### Work to do
Write out, precisely and in full, each line of the material.

### Data shown

____

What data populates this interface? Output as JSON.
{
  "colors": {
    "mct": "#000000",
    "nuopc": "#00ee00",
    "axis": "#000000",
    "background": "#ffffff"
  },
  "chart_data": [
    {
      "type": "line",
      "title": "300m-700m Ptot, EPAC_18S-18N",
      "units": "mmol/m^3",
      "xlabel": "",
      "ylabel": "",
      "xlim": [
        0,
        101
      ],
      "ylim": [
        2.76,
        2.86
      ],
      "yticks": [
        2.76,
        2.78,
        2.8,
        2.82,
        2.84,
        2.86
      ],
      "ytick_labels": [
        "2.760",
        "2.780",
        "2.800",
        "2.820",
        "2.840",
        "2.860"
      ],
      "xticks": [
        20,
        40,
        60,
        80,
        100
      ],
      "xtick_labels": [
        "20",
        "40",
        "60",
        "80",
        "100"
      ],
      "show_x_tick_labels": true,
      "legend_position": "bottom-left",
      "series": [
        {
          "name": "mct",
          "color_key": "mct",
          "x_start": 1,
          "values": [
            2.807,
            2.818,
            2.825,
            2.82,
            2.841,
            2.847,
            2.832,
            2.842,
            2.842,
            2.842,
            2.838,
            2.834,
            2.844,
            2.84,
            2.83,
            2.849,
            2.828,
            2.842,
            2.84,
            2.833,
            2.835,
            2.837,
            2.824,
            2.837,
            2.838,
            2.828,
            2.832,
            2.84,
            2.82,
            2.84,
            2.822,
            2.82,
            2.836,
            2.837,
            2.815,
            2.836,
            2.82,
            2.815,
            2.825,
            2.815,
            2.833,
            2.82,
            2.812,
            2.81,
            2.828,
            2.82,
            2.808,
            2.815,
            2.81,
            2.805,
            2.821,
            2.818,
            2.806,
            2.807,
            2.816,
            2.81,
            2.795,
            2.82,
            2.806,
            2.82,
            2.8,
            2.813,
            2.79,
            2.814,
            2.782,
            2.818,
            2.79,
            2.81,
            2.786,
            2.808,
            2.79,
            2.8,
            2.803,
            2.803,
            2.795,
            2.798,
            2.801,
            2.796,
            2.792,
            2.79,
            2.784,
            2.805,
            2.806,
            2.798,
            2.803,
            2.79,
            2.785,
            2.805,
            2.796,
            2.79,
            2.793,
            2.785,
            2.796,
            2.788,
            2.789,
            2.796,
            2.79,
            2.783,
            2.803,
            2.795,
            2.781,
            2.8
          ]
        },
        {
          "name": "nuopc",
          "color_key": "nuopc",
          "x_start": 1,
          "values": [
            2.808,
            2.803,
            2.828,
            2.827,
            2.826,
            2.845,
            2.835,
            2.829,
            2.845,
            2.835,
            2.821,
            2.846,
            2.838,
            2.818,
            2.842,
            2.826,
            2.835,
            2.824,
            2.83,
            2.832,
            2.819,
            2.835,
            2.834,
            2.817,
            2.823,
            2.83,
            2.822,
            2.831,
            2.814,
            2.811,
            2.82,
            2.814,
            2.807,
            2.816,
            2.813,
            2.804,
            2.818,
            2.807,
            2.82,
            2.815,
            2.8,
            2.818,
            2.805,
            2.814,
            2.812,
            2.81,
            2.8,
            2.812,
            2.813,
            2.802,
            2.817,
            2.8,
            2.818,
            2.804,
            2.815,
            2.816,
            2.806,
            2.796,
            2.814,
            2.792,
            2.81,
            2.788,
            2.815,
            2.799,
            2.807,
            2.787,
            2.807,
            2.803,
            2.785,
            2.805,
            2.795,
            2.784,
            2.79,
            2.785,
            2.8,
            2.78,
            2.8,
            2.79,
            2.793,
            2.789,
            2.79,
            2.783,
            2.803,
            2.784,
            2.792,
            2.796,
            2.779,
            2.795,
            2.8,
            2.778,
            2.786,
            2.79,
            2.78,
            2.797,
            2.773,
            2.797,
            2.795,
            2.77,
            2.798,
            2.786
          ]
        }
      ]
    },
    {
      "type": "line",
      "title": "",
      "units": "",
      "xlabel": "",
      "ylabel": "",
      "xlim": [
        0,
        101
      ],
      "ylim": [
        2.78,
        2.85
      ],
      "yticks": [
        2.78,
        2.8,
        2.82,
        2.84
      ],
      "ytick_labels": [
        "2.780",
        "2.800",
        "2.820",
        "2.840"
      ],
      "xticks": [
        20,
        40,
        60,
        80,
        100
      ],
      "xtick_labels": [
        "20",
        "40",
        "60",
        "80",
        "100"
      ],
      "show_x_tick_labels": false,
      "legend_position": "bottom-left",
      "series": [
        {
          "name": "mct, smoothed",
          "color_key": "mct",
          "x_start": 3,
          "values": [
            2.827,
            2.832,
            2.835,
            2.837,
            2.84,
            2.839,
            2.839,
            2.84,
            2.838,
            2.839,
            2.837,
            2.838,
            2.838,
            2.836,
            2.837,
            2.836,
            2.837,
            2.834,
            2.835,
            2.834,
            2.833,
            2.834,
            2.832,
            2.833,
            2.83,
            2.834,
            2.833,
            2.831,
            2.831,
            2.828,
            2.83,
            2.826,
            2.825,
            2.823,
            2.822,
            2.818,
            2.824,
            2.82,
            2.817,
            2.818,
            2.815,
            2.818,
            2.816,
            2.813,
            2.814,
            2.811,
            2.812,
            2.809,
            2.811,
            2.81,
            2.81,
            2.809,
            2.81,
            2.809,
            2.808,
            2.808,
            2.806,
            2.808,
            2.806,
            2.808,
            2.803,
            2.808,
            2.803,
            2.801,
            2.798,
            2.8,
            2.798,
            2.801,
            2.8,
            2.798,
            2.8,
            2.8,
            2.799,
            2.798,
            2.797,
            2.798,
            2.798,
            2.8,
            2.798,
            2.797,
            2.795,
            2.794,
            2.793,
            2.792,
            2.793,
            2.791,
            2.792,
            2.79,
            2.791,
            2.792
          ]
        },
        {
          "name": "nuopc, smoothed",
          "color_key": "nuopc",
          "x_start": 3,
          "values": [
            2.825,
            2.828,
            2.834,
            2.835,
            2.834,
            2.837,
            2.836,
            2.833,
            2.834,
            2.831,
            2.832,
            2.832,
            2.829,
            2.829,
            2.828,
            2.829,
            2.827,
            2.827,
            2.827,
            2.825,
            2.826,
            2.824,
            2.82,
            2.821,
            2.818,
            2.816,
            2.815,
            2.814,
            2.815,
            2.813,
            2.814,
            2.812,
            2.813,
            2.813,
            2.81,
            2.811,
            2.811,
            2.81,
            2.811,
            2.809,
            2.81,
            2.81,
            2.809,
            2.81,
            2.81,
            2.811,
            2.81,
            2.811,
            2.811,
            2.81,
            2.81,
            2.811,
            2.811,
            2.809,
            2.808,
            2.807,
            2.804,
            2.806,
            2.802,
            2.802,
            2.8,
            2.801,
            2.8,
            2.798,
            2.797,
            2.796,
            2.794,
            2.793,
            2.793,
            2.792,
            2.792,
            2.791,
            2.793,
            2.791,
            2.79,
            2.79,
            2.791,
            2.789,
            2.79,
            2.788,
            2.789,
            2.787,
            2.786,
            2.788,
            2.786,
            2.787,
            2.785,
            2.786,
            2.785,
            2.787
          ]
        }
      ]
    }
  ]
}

____

### Worked solution
What data populates this interface? Output as JSON.
{
  "colors": {
    "mct": "#000000",
    "nuopc": "#00ee00",
    "axis": "#000000",
    "background": "#ffffff"
  },
  "chart_data": [
    {
      "type": "line",
      "title": "300m-700m Ptot, EPAC_18S-18N",
      "units": "mmol/m^3",
      "xlabel": "",
      "ylabel": "",
      "xlim": [
        0,
        101
      ],
      "ylim": [
        2.76,
        2.86
      ],
      "yticks": [
        2.76,
        2.78,
        2.8,
        2.82,
        2.84,
        2.86
      ],
      "ytick_labels": [
        "2.760",
        "2.780",
        "2.800",
        "2.820",
        "2.840",
        "2.860"
      ],
      "xticks": [
        20,
        40,
        60,
        80,
        100
      ],
      "xtick_labels": [
        "20",
        "40",
        "60",
        "80",
        "100"
      ],
      "show_x_tick_labels": true,
      "legend_position": "bottom-left",
      "series": [
        {
          "name": "mct",
          "color_key": "mct",
          "x_start": 1,
          "values": [
            2.807,
            2.818,
            2.825,
            2.82,
            2.841,
            2.847,
            2.832,
            2.842,
            2.842,
            2.842,
            2.838,
            2.834,
            2.844,
            2.84,
            2.83,
            2.849,
            2.828,
            2.842,
            2.84,
            2.833,
            2.835,
            2.837,
            2.824,
            2.837,
            2.838,
            2.828,
            2.832,
            2.84,
            2.82,
            2.84,
            2.822,
            2.82,
            2.836,
            2.837,
            2.815,
            2.836,
            2.82,
            2.815,
            2.825,
            2.815,
            2.833,
            2.82,
            2.812,
            2.81,
            2.828,
            2.82,
            2.808,
            2.815,
            2.81,
            2.805,
            2.821,
            2.818,
            2.806,
            2.807,
            2.816,
            2.81,
            2.795,
            2.82,
            2.806,
            2.82,
            2.8,
            2.813,
            2.79,
            2.814,
            2.782,
            2.818,
            2.79,
            2.81,
            2.786,
            2.808,
            2.79,
            2.8,
            2.803,
            2.803,
            2.795,
            2.798,
            2.801,
            2.796,
            2.792,
            2.79,
            2.784,
            2.805,
            2.806,
            2.798,
            2.803,
            2.79,
            2.785,
            2.805,
            2.796,
            2.79,
            2.793,
            2.785,
            2.796,
            2.788,
            2.789,
            2.796,
            2.79,
            2.783,
            2.803,
            2.795,
            2.781,
            2.8
          ]
        },
        {
          "name": "nuopc",
          "color_key": "nuopc",
          "x_start": 1,
          "values": [
            2.808,
            2.803,
            2.828,
            2.827,
            2.826,
            2.845,
            2.835,
            2.829,
            2.845,
            2.835,
            2.821,
            2.846,
            2.838,
            2.818,
            2.842,
            2.826,
            2.835,
            2.824,
            2.83,
            2.832,
            2.819,
            2.835,
            2.834,
            2.817,
            2.823,
            2.83,
            2.822,
            2.831,
            2.814,
            2.811,
            2.82,
            2.814,
            2.807,
            2.816,
            2.813,
            2.804,
            2.818,
            2.807,
            2.82,
            2.815,
            2.8,
            2.818,
            2.805,
            2.814,
            2.812,
            2.81,
            2.8,
            2.812,
            2.813,
            2.802,
            2.817,
            2.8,
            2.818,
            2.804,
            2.815,
            2.816,
            2.806,
            2.796,
            2.814,
            2.792,
            2.81,
            2.788,
            2.815,
            2.799,
            2.807,
            2.787,
            2.807,
            2.803,
            2.785,
            2.805,
            2.795,
            2.784,
            2.79,
            2.785,
            2.8,
            2.78,
            2.8,
            2.79,
            2.793,
            2.789,
            2.79,
            2.783,
            2.803,
            2.784,
            2.792,
            2.796,
            2.779,
            2.795,
            2.8,
            2.778,
            2.786,
            2.79,
            2.78,
            2.797,
            2.773,
            2.797,
            2.795,
            2.77,
            2.798,
            2.786
          ]
        }
      ]
    },
    {
      "type": "line",
      "title": "",
      "units": "",
      "xlabel": "",
      "ylabel": "",
      "xlim": [
        0,
        101
      ],
      "ylim": [
        2.78,
        2.85
      ],
      "yticks": [
        2.78,
        2.8,
        2.82,
        2.84
      ],
      "ytick_labels": [
        "2.780",
        "2.800",
        "2.820",
        "2.840"
      ],
      "xticks": [
        20,
        40,
        60,
        80,
        100
      ],
      "xtick_labels": [
        "20",
        "40",
        "60",
        "80",
        "100"
      ],
      "show_x_tick_labels": false,
      "legend_position": "bottom-left",
      "series": [
        {
          "name": "mct, smoothed",
          "color_key": "mct",
          "x_start": 3,
          "values": [
            2.827,
            2.832,
            2.835,
            2.837,
            2.84,
            2.839,
            2.839,
            2.84,
            2.838,
            2.839,
            2.837,
            2.838,
            2.838,
            2.836,
            2.837,
            2.836,
            2.837,
            2.834,
            2.835,
            2.834,
            2.833,
            2.834,
            2.832,
            2.833,
            2.83,
            2.834,
            2.833,
            2.831,
            2.831,
            2.828,
            2.83,
            2.826,
            2.825,
            2.823,
            2.822,
            2.818,
            2.824,
            2.82,
            2.817,
            2.818,
            2.815,
            2.818,
            2.816,
            2.813,
            2.814,
            2.811,
            2.812,
            2.809,
            2.811,
            2.81,
            2.81,
            2.809,
            2.81,
            2.809,
            2.808,
            2.808,
            2.806,
            2.808,
            2.806,
            2.808,
            2.803,
            2.808,
            2.803,
            2.801,
            2.798,
            2.8,
            2.798,
            2.801,
            2.8,
            2.798,
            2.8,
            2.8,
            2.799,
            2.798,
            2.797,
            2.798,
            2.798,
            2.8,
            2.798,
            2.797,
            2.795,
            2.794,
            2.793,
            2.792,
            2.793,
            2.791,
            2.792,
            2.79,
            2.791,
            2.792
          ]
        },
        {
          "name": "nuopc, smoothed",
          "color_key": "nuopc",
          "x_start": 3,
          "values": [
            2.825,
            2.828,
            2.834,
            2.835,
            2.834,
            2.837,
            2.836,
            2.833,
            2.834,
            2.831,
            2.832,
            2.832,
            2.829,
            2.829,
            2.828,
            2.829,
            2.827,
            2.827,
            2.827,
            2.825,
            2.826,
            2.824,
            2.82,
            2.821,
            2.818,
            2.816,
            2.815,
            2.814,
            2.815,
            2.813,
            2.814,
            2.812,
            2.813,
            2.813,
            2.81,
            2.811,
            2.811,
            2.81,
            2.811,
            2.809,
            2.81,
            2.81,
            2.809,
            2.81,
            2.81,
            2.811,
            2.81,
            2.811,
            2.811,
            2.81,
            2.81,
            2.811,
            2.811,
            2.809,
            2.808,
            2.807,
            2.804,
            2.806,
            2.802,
            2.802,
            2.8,
            2.801,
            2.8,
            2.798,
            2.797,
            2.796,
            2.794,
            2.793,
            2.793,
            2.792,
            2.792,
            2.791,
            2.793,
            2.791,
            2.79,
            2.79,
            2.791,
            2.789,
            2.79,
            2.788,
            2.789,
            2.787,
            2.786,
            2.788,
            2.786,
            2.787,
            2.785,
            2.786,
            2.785,
            2.787
          ]
        }
      ]
    }
  ]
}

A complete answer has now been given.